> [Materials provided]
#####

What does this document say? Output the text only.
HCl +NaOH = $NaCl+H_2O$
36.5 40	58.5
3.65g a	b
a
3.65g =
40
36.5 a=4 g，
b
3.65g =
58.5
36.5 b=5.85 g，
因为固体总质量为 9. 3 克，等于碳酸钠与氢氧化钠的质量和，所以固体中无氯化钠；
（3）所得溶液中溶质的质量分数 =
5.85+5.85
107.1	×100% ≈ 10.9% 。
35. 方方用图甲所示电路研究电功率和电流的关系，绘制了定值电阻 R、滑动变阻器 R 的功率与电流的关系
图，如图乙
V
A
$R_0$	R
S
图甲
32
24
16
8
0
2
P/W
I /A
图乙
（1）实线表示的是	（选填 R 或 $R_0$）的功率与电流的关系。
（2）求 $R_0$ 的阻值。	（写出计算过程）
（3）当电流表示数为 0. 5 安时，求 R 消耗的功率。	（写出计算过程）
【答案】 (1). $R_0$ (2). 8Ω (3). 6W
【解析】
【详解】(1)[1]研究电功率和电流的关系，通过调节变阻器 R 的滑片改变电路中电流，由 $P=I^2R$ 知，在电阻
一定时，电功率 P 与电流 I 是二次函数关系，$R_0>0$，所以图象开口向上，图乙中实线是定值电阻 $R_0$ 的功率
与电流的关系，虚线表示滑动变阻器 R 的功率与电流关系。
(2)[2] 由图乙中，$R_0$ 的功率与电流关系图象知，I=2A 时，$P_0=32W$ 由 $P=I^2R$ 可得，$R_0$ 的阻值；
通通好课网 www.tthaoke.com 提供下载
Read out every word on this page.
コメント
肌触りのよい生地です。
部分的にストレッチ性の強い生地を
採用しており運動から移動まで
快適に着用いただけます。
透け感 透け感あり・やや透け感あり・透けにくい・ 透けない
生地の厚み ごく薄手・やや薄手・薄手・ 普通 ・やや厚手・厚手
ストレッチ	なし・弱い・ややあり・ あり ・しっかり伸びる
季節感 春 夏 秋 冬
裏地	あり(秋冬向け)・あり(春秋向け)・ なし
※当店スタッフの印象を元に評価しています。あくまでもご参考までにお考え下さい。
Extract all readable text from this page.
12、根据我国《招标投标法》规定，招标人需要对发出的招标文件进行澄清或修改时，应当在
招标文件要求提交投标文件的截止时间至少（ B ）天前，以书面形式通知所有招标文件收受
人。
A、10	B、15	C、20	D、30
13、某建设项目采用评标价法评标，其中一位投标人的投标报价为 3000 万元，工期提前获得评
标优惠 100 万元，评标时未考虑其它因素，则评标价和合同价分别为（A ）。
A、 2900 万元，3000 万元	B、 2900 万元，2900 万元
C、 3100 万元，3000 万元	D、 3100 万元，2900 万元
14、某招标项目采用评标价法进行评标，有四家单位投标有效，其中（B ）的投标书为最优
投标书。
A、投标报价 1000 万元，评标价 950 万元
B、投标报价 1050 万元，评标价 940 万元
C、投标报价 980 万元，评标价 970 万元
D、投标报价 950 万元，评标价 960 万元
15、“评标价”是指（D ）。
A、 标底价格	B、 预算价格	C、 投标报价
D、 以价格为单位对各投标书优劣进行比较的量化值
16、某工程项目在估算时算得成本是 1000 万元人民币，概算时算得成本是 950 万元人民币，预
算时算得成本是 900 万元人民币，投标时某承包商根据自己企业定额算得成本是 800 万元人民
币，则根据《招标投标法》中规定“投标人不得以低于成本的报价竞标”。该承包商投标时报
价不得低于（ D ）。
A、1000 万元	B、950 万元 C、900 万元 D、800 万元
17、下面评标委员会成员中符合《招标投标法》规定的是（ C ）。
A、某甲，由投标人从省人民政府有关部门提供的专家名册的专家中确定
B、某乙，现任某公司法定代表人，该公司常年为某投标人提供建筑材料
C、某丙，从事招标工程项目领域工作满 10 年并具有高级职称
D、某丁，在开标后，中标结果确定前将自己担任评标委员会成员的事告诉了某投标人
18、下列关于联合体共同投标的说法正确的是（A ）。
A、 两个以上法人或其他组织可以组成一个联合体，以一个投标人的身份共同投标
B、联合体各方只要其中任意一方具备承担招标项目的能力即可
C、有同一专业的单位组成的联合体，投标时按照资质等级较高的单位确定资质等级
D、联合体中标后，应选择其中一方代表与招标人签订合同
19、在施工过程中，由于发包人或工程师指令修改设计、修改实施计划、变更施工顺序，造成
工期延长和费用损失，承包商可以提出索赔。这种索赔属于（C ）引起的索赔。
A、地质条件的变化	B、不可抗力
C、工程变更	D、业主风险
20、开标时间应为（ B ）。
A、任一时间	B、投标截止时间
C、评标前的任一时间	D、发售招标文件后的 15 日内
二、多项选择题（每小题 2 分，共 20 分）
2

#####

> [Problem details] From the listing above, extract all records word for word.

> [The answer]
What does this document say? Output the text only.
HCl +NaOH = $NaCl+H_2O$
36.5 40	58.5
3.65g a	b
a
3.65g =
40
36.5 a=4 g，
b
3.65g =
58.5
36.5 b=5.85 g，
因为固体总质量为 9. 3 克，等于碳酸钠与氢氧化钠的质量和，所以固体中无氯化钠；
（3）所得溶液中溶质的质量分数 =
5.85+5.85
107.1	×100% ≈ 10.9% 。
35. 方方用图甲所示电路研究电功率和电流的关系，绘制了定值电阻 R、滑动变阻器 R 的功率与电流的关系
图，如图乙
V
A
$R_0$	R
S
图甲
32
24
16
8
0
2
P/W
I /A
图乙
（1）实线表示的是	（选填 R 或 $R_0$）的功率与电流的关系。
（2）求 $R_0$ 的阻值。	（写出计算过程）
（3）当电流表示数为 0. 5 安时，求 R 消耗的功率。	（写出计算过程）
【答案】 (1). $R_0$ (2). 8Ω (3). 6W
【解析】
【详解】(1)[1]研究电功率和电流的关系，通过调节变阻器 R 的滑片改变电路中电流，由 $P=I^2R$ 知，在电阻
一定时，电功率 P 与电流 I 是二次函数关系，$R_0>0$，所以图象开口向上，图乙中实线是定值电阻 $R_0$ 的功率
与电流的关系，虚线表示滑动变阻器 R 的功率与电流关系。
(2)[2] 由图乙中，$R_0$ 的功率与电流关系图象知，I=2A 时，$P_0=32W$ 由 $P=I^2R$ 可得，$R_0$ 的阻值；
通通好课网 www.tthaoke.com 提供下载
Read out every word on this page.
コメント
肌触りのよい生地です。
部分的にストレッチ性の強い生地を
採用しており運動から移動まで
快適に着用いただけます。
透け感 透け感あり・やや透け感あり・透けにくい・ 透けない
生地の厚み ごく薄手・やや薄手・薄手・ 普通 ・やや厚手・厚手
ストレッチ	なし・弱い・ややあり・ あり ・しっかり伸びる
季節感 春 夏 秋 冬
裏地	あり(秋冬向け)・あり(春秋向け)・ なし
※当店スタッフの印象を元に評価しています。あくまでもご参考までにお考え下さい。
Extract all readable text from this page.
12、根据我国《招标投标法》规定，招标人需要对发出的招标文件进行澄清或修改时，应当在
招标文件要求提交投标文件的截止时间至少（ B ）天前，以书面形式通知所有招标文件收受
人。
A、10	B、15	C、20	D、30
13、某建设项目采用评标价法评标，其中一位投标人的投标报价为 3000 万元，工期提前获得评
标优惠 100 万元，评标时未考虑其它因素，则评标价和合同价分别为（A ）。
A、 2900 万元，3000 万元	B、 2900 万元，2900 万元
C、 3100 万元，3000 万元	D、 3100 万元，2900 万元
14、某招标项目采用评标价法进行评标，有四家单位投标有效，其中（B ）的投标书为最优
投标书。
A、投标报价 1000 万元，评标价 950 万元
B、投标报价 1050 万元，评标价 940 万元
C、投标报价 980 万元，评标价 970 万元
D、投标报价 950 万元，评标价 960 万元
15、“评标价”是指（D ）。
A、 标底价格	B、 预算价格	C、 投标报价
D、 以价格为单位对各投标书优劣进行比较的量化值
16、某工程项目在估算时算得成本是 1000 万元人民币，概算时算得成本是 950 万元人民币，预
算时算得成本是 900 万元人民币，投标时某承包商根据自己企业定额算得成本是 800 万元人民
币，则根据《招标投标法》中规定“投标人不得以低于成本的报价竞标”。该承包商投标时报
价不得低于（ D ）。
A、1000 万元	B、950 万元 C、900 万元 D、800 万元
17、下面评标委员会成员中符合《招标投标法》规定的是（ C ）。
A、某甲，由投标人从省人民政府有关部门提供的专家名册的专家中确定
B、某乙，现任某公司法定代表人，该公司常年为某投标人提供建筑材料
C、某丙，从事招标工程项目领域工作满 10 年并具有高级职称
D、某丁，在开标后，中标结果确定前将自己担任评标委员会成员的事告诉了某投标人
18、下列关于联合体共同投标的说法正确的是（A ）。
A、 两个以上法人或其他组织可以组成一个联合体，以一个投标人的身份共同投标
B、联合体各方只要其中任意一方具备承担招标项目的能力即可
C、有同一专业的单位组成的联合体，投标时按照资质等级较高的单位确定资质等级
D、联合体中标后，应选择其中一方代表与招标人签订合同
19、在施工过程中，由于发包人或工程师指令修改设计、修改实施计划、变更施工顺序，造成
工期延长和费用损失，承包商可以提出索赔。这种索赔属于（C ）引起的索赔。
A、地质条件的变化	B、不可抗力
C、工程变更	D、业主风险
20、开标时间应为（ B ）。
A、任一时间	B、投标截止时间
C、评标前的任一时间	D、发售招标文件后的 15 日内
二、多项选择题（每小题 2 分，共 20 分）
2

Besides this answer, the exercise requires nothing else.